▶ _Problem requirements_
Make an exact copy of the entries below.

▶ _Records_

· · · · · · ·

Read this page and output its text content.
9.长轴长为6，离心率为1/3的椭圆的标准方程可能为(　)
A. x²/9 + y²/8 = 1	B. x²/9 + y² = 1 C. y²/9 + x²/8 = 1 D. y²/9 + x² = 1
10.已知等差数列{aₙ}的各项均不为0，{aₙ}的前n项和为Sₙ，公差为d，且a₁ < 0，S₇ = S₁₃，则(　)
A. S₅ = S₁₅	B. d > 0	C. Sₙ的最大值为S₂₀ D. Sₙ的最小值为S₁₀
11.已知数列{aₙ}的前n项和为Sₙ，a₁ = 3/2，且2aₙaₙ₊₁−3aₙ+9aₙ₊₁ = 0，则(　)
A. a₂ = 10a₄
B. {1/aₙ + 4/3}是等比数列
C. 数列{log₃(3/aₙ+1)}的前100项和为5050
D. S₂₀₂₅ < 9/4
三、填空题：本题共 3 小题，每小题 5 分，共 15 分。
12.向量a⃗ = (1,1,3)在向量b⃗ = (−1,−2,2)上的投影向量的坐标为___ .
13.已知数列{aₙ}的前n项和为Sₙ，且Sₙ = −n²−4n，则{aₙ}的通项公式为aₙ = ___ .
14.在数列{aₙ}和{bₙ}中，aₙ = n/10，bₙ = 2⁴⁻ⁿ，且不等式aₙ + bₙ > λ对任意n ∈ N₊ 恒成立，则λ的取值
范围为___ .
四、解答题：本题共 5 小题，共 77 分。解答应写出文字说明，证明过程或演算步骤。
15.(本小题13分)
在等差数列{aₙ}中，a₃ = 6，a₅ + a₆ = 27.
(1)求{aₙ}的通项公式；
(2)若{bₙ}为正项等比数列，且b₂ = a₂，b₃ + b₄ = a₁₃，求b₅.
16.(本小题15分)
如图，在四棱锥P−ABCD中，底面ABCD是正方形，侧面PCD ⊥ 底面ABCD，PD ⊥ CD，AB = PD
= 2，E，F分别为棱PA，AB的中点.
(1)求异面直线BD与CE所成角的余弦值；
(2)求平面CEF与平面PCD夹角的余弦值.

· · · · · · ·

▶ _Problem solution_
Read this page and output its text content.
9.长轴长为6，离心率为1/3的椭圆的标准方程可能为(　)
A. x²/9 + y²/8 = 1	B. x²/9 + y² = 1 C. y²/9 + x²/8 = 1 D. y²/9 + x² = 1
10.已知等差数列{aₙ}的各项均不为0，{aₙ}的前n项和为Sₙ，公差为d，且a₁ < 0，S₇ = S₁₃，则(　)
A. S₅ = S₁₅	B. d > 0	C. Sₙ的最大值为S₂₀ D. Sₙ的最小值为S₁₀
11.已知数列{aₙ}的前n项和为Sₙ，a₁ = 3/2，且2aₙaₙ₊₁−3aₙ+9aₙ₊₁ = 0，则(　)
A. a₂ = 10a₄
B. {1/aₙ + 4/3}是等比数列
C. 数列{log₃(3/aₙ+1)}的前100项和为5050
D. S₂₀₂₅ < 9/4
三、填空题：本题共 3 小题，每小题 5 分，共 15 分。
12.向量a⃗ = (1,1,3)在向量b⃗ = (−1,−2,2)上的投影向量的坐标为___ .
13.已知数列{aₙ}的前n项和为Sₙ，且Sₙ = −n²−4n，则{aₙ}的通项公式为aₙ = ___ .
14.在数列{aₙ}和{bₙ}中，aₙ = n/10，bₙ = 2⁴⁻ⁿ，且不等式aₙ + bₙ > λ对任意n ∈ N₊ 恒成立，则λ的取值
范围为___ .
四、解答题：本题共 5 小题，共 77 分。解答应写出文字说明，证明过程或演算步骤。
15.(本小题13分)
在等差数列{aₙ}中，a₃ = 6，a₅ + a₆ = 27.
(1)求{aₙ}的通项公式；
(2)若{bₙ}为正项等比数列，且b₂ = a₂，b₃ + b₄ = a₁₃，求b₅.
16.(本小题15分)
如图，在四棱锥P−ABCD中，底面ABCD是正方形，侧面PCD ⊥ 底面ABCD，PD ⊥ CD，AB = PD
= 2，E，F分别为棱PA，AB的中点.
(1)求异面直线BD与CE所成角的余弦值；
(2)求平面CEF与平面PCD夹角的余弦值.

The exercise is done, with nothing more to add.